■ **WHAT TO PRODUCE**:
Give the material again in full, matching it exactly.

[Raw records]
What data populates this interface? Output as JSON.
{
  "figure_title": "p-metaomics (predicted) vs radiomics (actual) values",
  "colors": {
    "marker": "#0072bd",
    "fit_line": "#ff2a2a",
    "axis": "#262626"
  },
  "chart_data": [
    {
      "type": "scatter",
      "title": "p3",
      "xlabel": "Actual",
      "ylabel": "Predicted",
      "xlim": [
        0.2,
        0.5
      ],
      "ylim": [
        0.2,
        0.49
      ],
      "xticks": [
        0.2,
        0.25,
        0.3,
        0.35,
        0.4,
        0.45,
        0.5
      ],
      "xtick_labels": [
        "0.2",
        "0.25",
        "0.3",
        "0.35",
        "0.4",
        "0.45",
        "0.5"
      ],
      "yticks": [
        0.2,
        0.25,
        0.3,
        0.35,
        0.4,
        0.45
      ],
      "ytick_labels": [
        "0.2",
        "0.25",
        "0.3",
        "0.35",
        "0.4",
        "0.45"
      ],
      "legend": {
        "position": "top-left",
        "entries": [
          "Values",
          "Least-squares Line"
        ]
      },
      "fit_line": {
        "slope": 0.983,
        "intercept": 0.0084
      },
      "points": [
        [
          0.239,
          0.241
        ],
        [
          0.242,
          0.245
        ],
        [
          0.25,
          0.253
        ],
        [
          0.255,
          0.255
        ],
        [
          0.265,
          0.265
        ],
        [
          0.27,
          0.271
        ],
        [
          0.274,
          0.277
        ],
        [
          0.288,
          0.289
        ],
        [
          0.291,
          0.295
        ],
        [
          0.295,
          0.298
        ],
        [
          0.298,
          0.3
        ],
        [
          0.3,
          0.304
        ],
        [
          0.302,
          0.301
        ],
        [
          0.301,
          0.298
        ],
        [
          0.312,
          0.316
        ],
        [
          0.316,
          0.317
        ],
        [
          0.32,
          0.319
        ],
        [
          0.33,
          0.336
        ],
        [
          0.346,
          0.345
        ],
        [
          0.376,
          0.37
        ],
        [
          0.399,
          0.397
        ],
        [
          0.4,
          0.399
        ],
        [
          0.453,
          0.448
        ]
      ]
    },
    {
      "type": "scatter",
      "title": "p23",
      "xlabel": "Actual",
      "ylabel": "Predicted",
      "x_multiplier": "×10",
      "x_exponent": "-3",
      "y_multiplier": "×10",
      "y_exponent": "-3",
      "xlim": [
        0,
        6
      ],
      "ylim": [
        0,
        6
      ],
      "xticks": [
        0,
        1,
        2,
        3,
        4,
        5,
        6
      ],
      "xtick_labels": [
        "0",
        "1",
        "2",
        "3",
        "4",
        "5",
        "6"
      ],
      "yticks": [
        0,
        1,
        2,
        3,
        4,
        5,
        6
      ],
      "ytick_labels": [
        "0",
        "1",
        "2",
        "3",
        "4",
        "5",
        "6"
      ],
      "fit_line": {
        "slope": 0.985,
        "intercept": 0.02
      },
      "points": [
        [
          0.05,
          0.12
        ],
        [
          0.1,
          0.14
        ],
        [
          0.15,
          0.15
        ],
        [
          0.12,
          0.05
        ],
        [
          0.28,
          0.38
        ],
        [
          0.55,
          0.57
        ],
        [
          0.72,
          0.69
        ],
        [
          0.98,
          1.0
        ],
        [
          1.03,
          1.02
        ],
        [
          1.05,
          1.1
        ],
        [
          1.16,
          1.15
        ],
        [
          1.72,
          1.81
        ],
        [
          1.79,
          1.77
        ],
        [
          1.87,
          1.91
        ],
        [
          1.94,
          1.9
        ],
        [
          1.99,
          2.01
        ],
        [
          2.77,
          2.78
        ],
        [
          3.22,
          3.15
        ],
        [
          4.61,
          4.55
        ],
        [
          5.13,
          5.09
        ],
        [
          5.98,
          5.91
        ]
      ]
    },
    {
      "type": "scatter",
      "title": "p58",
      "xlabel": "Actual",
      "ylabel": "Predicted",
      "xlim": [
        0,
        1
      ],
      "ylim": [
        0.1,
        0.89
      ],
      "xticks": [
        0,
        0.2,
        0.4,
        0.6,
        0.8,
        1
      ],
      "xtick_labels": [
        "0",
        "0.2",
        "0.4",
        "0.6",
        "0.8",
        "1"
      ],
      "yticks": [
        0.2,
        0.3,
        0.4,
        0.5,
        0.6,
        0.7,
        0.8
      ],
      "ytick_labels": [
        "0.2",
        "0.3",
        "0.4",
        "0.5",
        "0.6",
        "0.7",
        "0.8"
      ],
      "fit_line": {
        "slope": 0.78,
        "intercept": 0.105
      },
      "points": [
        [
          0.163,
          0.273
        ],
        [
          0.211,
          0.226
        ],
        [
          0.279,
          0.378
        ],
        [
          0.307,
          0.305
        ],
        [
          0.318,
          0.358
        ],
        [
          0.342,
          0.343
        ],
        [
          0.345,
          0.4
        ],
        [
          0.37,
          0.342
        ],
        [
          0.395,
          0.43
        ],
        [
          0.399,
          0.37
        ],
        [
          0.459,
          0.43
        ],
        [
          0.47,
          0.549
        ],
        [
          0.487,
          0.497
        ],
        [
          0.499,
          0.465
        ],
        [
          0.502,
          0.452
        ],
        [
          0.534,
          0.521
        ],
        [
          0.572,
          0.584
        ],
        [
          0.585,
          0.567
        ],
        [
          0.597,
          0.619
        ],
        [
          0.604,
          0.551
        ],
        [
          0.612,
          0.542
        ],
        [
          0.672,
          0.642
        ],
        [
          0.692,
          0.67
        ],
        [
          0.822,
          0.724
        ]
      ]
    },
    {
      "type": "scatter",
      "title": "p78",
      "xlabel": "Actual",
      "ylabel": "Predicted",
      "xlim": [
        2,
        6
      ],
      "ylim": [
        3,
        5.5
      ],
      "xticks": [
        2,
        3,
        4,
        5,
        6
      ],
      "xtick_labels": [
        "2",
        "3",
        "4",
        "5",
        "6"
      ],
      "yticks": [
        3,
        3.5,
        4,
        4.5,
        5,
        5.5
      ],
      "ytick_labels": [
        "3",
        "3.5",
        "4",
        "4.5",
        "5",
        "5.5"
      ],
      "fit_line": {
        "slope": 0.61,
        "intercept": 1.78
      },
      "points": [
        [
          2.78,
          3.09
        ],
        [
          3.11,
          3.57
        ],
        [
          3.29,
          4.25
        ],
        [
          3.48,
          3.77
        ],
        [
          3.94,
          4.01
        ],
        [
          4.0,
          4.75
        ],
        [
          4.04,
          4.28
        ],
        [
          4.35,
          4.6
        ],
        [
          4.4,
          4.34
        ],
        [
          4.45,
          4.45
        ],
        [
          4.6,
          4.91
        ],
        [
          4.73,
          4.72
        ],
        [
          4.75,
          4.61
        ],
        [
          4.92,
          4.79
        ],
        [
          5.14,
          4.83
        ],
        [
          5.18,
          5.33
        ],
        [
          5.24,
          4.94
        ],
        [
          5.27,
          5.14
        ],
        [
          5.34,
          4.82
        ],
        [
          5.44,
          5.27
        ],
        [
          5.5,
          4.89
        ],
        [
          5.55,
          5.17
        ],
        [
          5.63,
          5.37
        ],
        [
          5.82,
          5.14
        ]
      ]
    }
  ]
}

■ **FINAL RESULT**:
What data populates this interface? Output as JSON.
{
  "figure_title": "p-metaomics (predicted) vs radiomics (actual) values",
  "colors": {
    "marker": "#0072bd",
    "fit_line": "#ff2a2a",
    "axis": "#262626"
  },
  "chart_data": [
    {
      "type": "scatter",
      "title": "p3",
      "xlabel": "Actual",
      "ylabel": "Predicted",
      "xlim": [
        0.2,
        0.5
      ],
      "ylim": [
        0.2,
        0.49
      ],
      "xticks": [
        0.2,
        0.25,
        0.3,
        0.35,
        0.4,
        0.45,
        0.5
      ],
      "xtick_labels": [
        "0.2",
        "0.25",
        "0.3",
        "0.35",
        "0.4",
        "0.45",
        "0.5"
      ],
      "yticks": [
        0.2,
        0.25,
        0.3,
        0.35,
        0.4,
        0.45
      ],
      "ytick_labels": [
        "0.2",
        "0.25",
        "0.3",
        "0.35",
        "0.4",
        "0.45"
      ],
      "legend": {
        "position": "top-left",
        "entries": [
          "Values",
          "Least-squares Line"
        ]
      },
      "fit_line": {
        "slope": 0.983,
        "intercept": 0.0084
      },
      "points": [
        [
          0.239,
          0.241
        ],
        [
          0.242,
          0.245
        ],
        [
          0.25,
          0.253
        ],
        [
          0.255,
          0.255
        ],
        [
          0.265,
          0.265
        ],
        [
          0.27,
          0.271
        ],
        [
          0.274,
          0.277
        ],
        [
          0.288,
          0.289
        ],
        [
          0.291,
          0.295
        ],
        [
          0.295,
          0.298
        ],
        [
          0.298,
          0.3
        ],
        [
          0.3,
          0.304
        ],
        [
          0.302,
          0.301
        ],
        [
          0.301,
          0.298
        ],
        [
          0.312,
          0.316
        ],
        [
          0.316,
          0.317
        ],
        [
          0.32,
          0.319
        ],
        [
          0.33,
          0.336
        ],
        [
          0.346,
          0.345
        ],
        [
          0.376,
          0.37
        ],
        [
          0.399,
          0.397
        ],
        [
          0.4,
          0.399
        ],
        [
          0.453,
          0.448
        ]
      ]
    },
    {
      "type": "scatter",
      "title": "p23",
      "xlabel": "Actual",
      "ylabel": "Predicted",
      "x_multiplier": "×10",
      "x_exponent": "-3",
      "y_multiplier": "×10",
      "y_exponent": "-3",
      "xlim": [
        0,
        6
      ],
      "ylim": [
        0,
        6
      ],
      "xticks": [
        0,
        1,
        2,
        3,
        4,
        5,
        6
      ],
      "xtick_labels": [
        "0",
        "1",
        "2",
        "3",
        "4",
        "5",
        "6"
      ],
      "yticks": [
        0,
        1,
        2,
        3,
        4,
        5,
        6
      ],
      "ytick_labels": [
        "0",
        "1",
        "2",
        "3",
        "4",
        "5",
        "6"
      ],
      "fit_line": {
        "slope": 0.985,
        "intercept": 0.02
      },
      "points": [
        [
          0.05,
          0.12
        ],
        [
          0.1,
          0.14
        ],
        [
          0.15,
          0.15
        ],
        [
          0.12,
          0.05
        ],
        [
          0.28,
          0.38
        ],
        [
          0.55,
          0.57
        ],
        [
          0.72,
          0.69
        ],
        [
          0.98,
          1.0
        ],
        [
          1.03,
          1.02
        ],
        [
          1.05,
          1.1
        ],
        [
          1.16,
          1.15
        ],
        [
          1.72,
          1.81
        ],
        [
          1.79,
          1.77
        ],
        [
          1.87,
          1.91
        ],
        [
          1.94,
          1.9
        ],
        [
          1.99,
          2.01
        ],
        [
          2.77,
          2.78
        ],
        [
          3.22,
          3.15
        ],
        [
          4.61,
          4.55
        ],
        [
          5.13,
          5.09
        ],
        [
          5.98,
          5.91
        ]
      ]
    },
    {
      "type": "scatter",
      "title": "p58",
      "xlabel": "Actual",
      "ylabel": "Predicted",
      "xlim": [
        0,
        1
      ],
      "ylim": [
        0.1,
        0.89
      ],
      "xticks": [
        0,
        0.2,
        0.4,
        0.6,
        0.8,
        1
      ],
      "xtick_labels": [
        "0",
        "0.2",
        "0.4",
        "0.6",
        "0.8",
        "1"
      ],
      "yticks": [
        0.2,
        0.3,
        0.4,
        0.5,
        0.6,
        0.7,
        0.8
      ],
      "ytick_labels": [
        "0.2",
        "0.3",
        "0.4",
        "0.5",
        "0.6",
        "0.7",
        "0.8"
      ],
      "fit_line": {
        "slope": 0.78,
        "intercept": 0.105
      },
      "points": [
        [
          0.163,
          0.273
        ],
        [
          0.211,
          0.226
        ],
        [
          0.279,
          0.378
        ],
        [
          0.307,
          0.305
        ],
        [
          0.318,
          0.358
        ],
        [
          0.342,
          0.343
        ],
        [
          0.345,
          0.4
        ],
        [
          0.37,
          0.342
        ],
        [
          0.395,
          0.43
        ],
        [
          0.399,
          0.37
        ],
        [
          0.459,
          0.43
        ],
        [
          0.47,
          0.549
        ],
        [
          0.487,
          0.497
        ],
        [
          0.499,
          0.465
        ],
        [
          0.502,
          0.452
        ],
        [
          0.534,
          0.521
        ],
        [
          0.572,
          0.584
        ],
        [
          0.585,
          0.567
        ],
        [
          0.597,
          0.619
        ],
        [
          0.604,
          0.551
        ],
        [
          0.612,
          0.542
        ],
        [
          0.672,
          0.642
        ],
        [
          0.692,
          0.67
        ],
        [
          0.822,
          0.724
        ]
      ]
    },
    {
      "type": "scatter",
      "title": "p78",
      "xlabel": "Actual",
      "ylabel": "Predicted",
      "xlim": [
        2,
        6
      ],
      "ylim": [
        3,
        5.5
      ],
      "xticks": [
        2,
        3,
        4,
        5,
        6
      ],
      "xtick_labels": [
        "2",
        "3",
        "4",
        "5",
        "6"
      ],
      "yticks": [
        3,
        3.5,
        4,
        4.5,
        5,
        5.5
      ],
      "ytick_labels": [
        "3",
        "3.5",
        "4",
        "4.5",
        "5",
        "5.5"
      ],
      "fit_line": {
        "slope": 0.61,
        "intercept": 1.78
      },
      "points": [
        [
          2.78,
          3.09
        ],
        [
          3.11,
          3.57
        ],
        [
          3.29,
          4.25
        ],
        [
          3.48,
          3.77
        ],
        [
          3.94,
          4.01
        ],
        [
          4.0,
          4.75
        ],
        [
          4.04,
          4.28
        ],
        [
          4.35,
          4.6
        ],
        [
          4.4,
          4.34
        ],
        [
          4.45,
          4.45
        ],
        [
          4.6,
          4.91
        ],
        [
          4.73,
          4.72
        ],
        [
          4.75,
          4.61
        ],
        [
          4.92,
          4.79
        ],
        [
          5.14,
          4.83
        ],
        [
          5.18,
          5.33
        ],
        [
          5.24,
          4.94
        ],
        [
          5.27,
          5.14
        ],
        [
          5.34,
          4.82
        ],
        [
          5.44,
          5.27
        ],
        [
          5.5,
          4.89
        ],
        [
          5.55,
          5.17
        ],
        [
          5.63,
          5.37
        ],
        [
          5.82,
          5.14
        ]
      ]
    }
  ]
}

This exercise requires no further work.